Exercise:
Every record below is to be retyped exactly.

## Begin Exercise data

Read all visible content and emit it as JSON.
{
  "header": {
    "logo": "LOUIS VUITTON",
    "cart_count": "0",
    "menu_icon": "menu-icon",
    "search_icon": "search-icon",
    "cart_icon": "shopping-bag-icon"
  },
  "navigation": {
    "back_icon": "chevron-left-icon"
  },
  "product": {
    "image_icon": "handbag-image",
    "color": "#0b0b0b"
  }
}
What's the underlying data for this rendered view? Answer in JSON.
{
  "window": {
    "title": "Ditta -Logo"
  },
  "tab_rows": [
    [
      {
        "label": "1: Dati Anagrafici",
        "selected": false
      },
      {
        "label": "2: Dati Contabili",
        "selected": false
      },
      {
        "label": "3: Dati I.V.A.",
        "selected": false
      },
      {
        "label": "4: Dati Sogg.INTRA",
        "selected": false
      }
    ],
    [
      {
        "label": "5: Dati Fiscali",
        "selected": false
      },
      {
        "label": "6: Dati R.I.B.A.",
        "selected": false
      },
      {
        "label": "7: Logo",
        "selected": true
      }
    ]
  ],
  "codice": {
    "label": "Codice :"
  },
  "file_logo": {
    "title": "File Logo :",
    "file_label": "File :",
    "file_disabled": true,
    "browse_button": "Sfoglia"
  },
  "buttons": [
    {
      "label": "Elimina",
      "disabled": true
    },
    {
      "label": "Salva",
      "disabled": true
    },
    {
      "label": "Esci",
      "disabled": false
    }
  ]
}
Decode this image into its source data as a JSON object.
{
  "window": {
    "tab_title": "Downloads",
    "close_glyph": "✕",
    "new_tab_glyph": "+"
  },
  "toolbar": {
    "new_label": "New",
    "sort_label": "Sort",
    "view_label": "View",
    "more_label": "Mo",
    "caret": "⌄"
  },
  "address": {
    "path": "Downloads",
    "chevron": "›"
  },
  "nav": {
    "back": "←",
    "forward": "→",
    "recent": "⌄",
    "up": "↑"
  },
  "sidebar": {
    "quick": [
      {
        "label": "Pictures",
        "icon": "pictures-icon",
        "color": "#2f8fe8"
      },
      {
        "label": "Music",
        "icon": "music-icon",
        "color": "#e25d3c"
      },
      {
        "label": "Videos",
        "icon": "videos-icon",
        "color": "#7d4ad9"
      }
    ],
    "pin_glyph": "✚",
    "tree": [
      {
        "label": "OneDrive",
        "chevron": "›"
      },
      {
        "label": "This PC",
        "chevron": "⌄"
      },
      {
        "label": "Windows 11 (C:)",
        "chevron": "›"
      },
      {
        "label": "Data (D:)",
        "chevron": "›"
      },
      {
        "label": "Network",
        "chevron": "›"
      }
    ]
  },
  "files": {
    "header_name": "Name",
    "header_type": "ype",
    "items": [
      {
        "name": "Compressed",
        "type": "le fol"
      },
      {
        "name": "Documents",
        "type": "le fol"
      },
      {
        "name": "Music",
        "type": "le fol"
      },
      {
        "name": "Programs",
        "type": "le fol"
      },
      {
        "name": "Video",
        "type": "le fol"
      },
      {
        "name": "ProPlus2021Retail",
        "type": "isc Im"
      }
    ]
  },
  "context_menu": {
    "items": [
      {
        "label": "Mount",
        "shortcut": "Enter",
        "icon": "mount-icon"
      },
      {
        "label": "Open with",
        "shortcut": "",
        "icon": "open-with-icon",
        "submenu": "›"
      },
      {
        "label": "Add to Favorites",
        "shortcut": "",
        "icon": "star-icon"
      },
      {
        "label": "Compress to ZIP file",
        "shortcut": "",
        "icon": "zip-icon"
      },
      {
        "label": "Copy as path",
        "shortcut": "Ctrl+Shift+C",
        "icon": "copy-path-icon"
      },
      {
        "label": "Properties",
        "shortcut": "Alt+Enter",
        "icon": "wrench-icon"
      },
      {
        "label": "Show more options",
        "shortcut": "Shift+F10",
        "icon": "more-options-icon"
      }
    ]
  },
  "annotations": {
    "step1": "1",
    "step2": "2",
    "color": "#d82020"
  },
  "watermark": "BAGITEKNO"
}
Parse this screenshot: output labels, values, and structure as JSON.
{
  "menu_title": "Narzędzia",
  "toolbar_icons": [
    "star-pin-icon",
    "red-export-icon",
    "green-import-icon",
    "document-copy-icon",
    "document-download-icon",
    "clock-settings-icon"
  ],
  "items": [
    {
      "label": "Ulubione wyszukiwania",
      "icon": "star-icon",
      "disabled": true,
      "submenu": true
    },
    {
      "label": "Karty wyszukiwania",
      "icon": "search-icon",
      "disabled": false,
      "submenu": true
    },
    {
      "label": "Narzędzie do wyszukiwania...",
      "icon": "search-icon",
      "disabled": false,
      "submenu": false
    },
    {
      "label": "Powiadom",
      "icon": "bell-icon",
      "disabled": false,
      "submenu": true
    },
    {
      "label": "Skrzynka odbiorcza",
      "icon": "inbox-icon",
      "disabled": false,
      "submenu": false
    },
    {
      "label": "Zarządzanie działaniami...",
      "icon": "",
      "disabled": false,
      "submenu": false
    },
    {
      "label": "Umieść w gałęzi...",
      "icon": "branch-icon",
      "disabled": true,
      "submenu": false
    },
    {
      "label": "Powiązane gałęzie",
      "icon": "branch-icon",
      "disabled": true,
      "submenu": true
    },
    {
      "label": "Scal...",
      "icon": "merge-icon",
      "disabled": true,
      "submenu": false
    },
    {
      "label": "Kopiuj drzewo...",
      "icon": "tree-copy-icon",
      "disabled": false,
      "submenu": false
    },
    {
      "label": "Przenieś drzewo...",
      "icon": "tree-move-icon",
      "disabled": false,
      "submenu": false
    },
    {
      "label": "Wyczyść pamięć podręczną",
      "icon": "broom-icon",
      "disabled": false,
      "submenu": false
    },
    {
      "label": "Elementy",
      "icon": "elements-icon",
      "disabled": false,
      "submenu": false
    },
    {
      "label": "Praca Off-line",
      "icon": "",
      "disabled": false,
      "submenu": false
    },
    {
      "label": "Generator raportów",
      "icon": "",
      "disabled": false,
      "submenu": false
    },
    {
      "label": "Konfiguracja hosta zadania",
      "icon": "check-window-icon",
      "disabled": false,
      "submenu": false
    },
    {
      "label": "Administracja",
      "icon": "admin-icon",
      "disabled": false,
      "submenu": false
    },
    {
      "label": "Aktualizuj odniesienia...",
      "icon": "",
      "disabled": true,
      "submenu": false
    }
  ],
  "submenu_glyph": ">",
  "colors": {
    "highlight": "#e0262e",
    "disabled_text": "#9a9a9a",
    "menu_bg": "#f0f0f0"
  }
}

## End Exercise data

Problem solution:
Read all visible content and emit it as JSON.
{
  "header": {
    "logo": "LOUIS VUITTON",
    "cart_count": "0",
    "menu_icon": "menu-icon",
    "search_icon": "search-icon",
    "cart_icon": "shopping-bag-icon"
  },
  "navigation": {
    "back_icon": "chevron-left-icon"
  },
  "product": {
    "image_icon": "handbag-image",
    "color": "#0b0b0b"
  }
}
What's the underlying data for this rendered view? Answer in JSON.
{
  "window": {
    "title": "Ditta -Logo"
  },
  "tab_rows": [
    [
      {
        "label": "1: Dati Anagrafici",
        "selected": false
      },
      {
        "label": "2: Dati Contabili",
        "selected": false
      },
      {
        "label": "3: Dati I.V.A.",
        "selected": false
      },
      {
        "label": "4: Dati Sogg.INTRA",
        "selected": false
      }
    ],
    [
      {
        "label": "5: Dati Fiscali",
        "selected": false
      },
      {
        "label": "6: Dati R.I.B.A.",
        "selected": false
      },
      {
        "label": "7: Logo",
        "selected": true
      }
    ]
  ],
  "codice": {
    "label": "Codice :"
  },
  "file_logo": {
    "title": "File Logo :",
    "file_label": "File :",
    "file_disabled": true,
    "browse_button": "Sfoglia"
  },
  "buttons": [
    {
      "label": "Elimina",
      "disabled": true
    },
    {
      "label": "Salva",
      "disabled": true
    },
    {
      "label": "Esci",
      "disabled": false
    }
  ]
}
Decode this image into its source data as a JSON object.
{
  "window": {
    "tab_title": "Downloads",
    "close_glyph": "✕",
    "new_tab_glyph": "+"
  },
  "toolbar": {
    "new_label": "New",
    "sort_label": "Sort",
    "view_label": "View",
    "more_label": "Mo",
    "caret": "⌄"
  },
  "address": {
    "path": "Downloads",
    "chevron": "›"
  },
  "nav": {
    "back": "←",
    "forward": "→",
    "recent": "⌄",
    "up": "↑"
  },
  "sidebar": {
    "quick": [
      {
        "label": "Pictures",
        "icon": "pictures-icon",
        "color": "#2f8fe8"
      },
      {
        "label": "Music",
        "icon": "music-icon",
        "color": "#e25d3c"
      },
      {
        "label": "Videos",
        "icon": "videos-icon",
        "color": "#7d4ad9"
      }
    ],
    "pin_glyph": "✚",
    "tree": [
      {
        "label": "OneDrive",
        "chevron": "›"
      },
      {
        "label": "This PC",
        "chevron": "⌄"
      },
      {
        "label": "Windows 11 (C:)",
        "chevron": "›"
      },
      {
        "label": "Data (D:)",
        "chevron": "›"
      },
      {
        "label": "Network",
        "chevron": "›"
      }
    ]
  },
  "files": {
    "header_name": "Name",
    "header_type": "ype",
    "items": [
      {
        "name": "Compressed",
        "type": "le fol"
      },
      {
        "name": "Documents",
        "type": "le fol"
      },
      {
        "name": "Music",
        "type": "le fol"
      },
      {
        "name": "Programs",
        "type": "le fol"
      },
      {
        "name": "Video",
        "type": "le fol"
      },
      {
        "name": "ProPlus2021Retail",
        "type": "isc Im"
      }
    ]
  },
  "context_menu": {
    "items": [
      {
        "label": "Mount",
        "shortcut": "Enter",
        "icon": "mount-icon"
      },
      {
        "label": "Open with",
        "shortcut": "",
        "icon": "open-with-icon",
        "submenu": "›"
      },
      {
        "label": "Add to Favorites",
        "shortcut": "",
        "icon": "star-icon"
      },
      {
        "label": "Compress to ZIP file",
        "shortcut": "",
        "icon": "zip-icon"
      },
      {
        "label": "Copy as path",
        "shortcut": "Ctrl+Shift+C",
        "icon": "copy-path-icon"
      },
      {
        "label": "Properties",
        "shortcut": "Alt+Enter",
        "icon": "wrench-icon"
      },
      {
        "label": "Show more options",
        "shortcut": "Shift+F10",
        "icon": "more-options-icon"
      }
    ]
  },
  "annotations": {
    "step1": "1",
    "step2": "2",
    "color": "#d82020"
  },
  "watermark": "BAGITEKNO"
}
Parse this screenshot: output labels, values, and structure as JSON.
{
  "menu_title": "Narzędzia",
  "toolbar_icons": [
    "star-pin-icon",
    "red-export-icon",
    "green-import-icon",
    "document-copy-icon",
    "document-download-icon",
    "clock-settings-icon"
  ],
  "items": [
    {
      "label": "Ulubione wyszukiwania",
      "icon": "star-icon",
      "disabled": true,
      "submenu": true
    },
    {
      "label": "Karty wyszukiwania",
      "icon": "search-icon",
      "disabled": false,
      "submenu": true
    },
    {
      "label": "Narzędzie do wyszukiwania...",
      "icon": "search-icon",
      "disabled": false,
      "submenu": false
    },
    {
      "label": "Powiadom",
      "icon": "bell-icon",
      "disabled": false,
      "submenu": true
    },
    {
      "label": "Skrzynka odbiorcza",
      "icon": "inbox-icon",
      "disabled": false,
      "submenu": false
    },
    {
      "label": "Zarządzanie działaniami...",
      "icon": "",
      "disabled": false,
      "submenu": false
    },
    {
      "label": "Umieść w gałęzi...",
      "icon": "branch-icon",
      "disabled": true,
      "submenu": false
    },
    {
      "label": "Powiązane gałęzie",
      "icon": "branch-icon",
      "disabled": true,
      "submenu": true
    },
    {
      "label": "Scal...",
      "icon": "merge-icon",
      "disabled": true,
      "submenu": false
    },
    {
      "label": "Kopiuj drzewo...",
      "icon": "tree-copy-icon",
      "disabled": false,
      "submenu": false
    },
    {
      "label": "Przenieś drzewo...",
      "icon": "tree-move-icon",
      "disabled": false,
      "submenu": false
    },
    {
      "label": "Wyczyść pamięć podręczną",
      "icon": "broom-icon",
      "disabled": false,
      "submenu": false
    },
    {
      "label": "Elementy",
      "icon": "elements-icon",
      "disabled": false,
      "submenu": false
    },
    {
      "label": "Praca Off-line",
      "icon": "",
      "disabled": false,
      "submenu": false
    },
    {
      "label": "Generator raportów",
      "icon": "",
      "disabled": false,
      "submenu": false
    },
    {
      "label": "Konfiguracja hosta zadania",
      "icon": "check-window-icon",
      "disabled": false,
      "submenu": false
    },
    {
      "label": "Administracja",
      "icon": "admin-icon",
      "disabled": false,
      "submenu": false
    },
    {
      "label": "Aktualizuj odniesienia...",
      "icon": "",
      "disabled": true,
      "submenu": false
    }
  ],
  "submenu_glyph": ">",
  "colors": {
    "highlight": "#e0262e",
    "disabled_text": "#9a9a9a",
    "menu_bg": "#f0f0f0"
  }
}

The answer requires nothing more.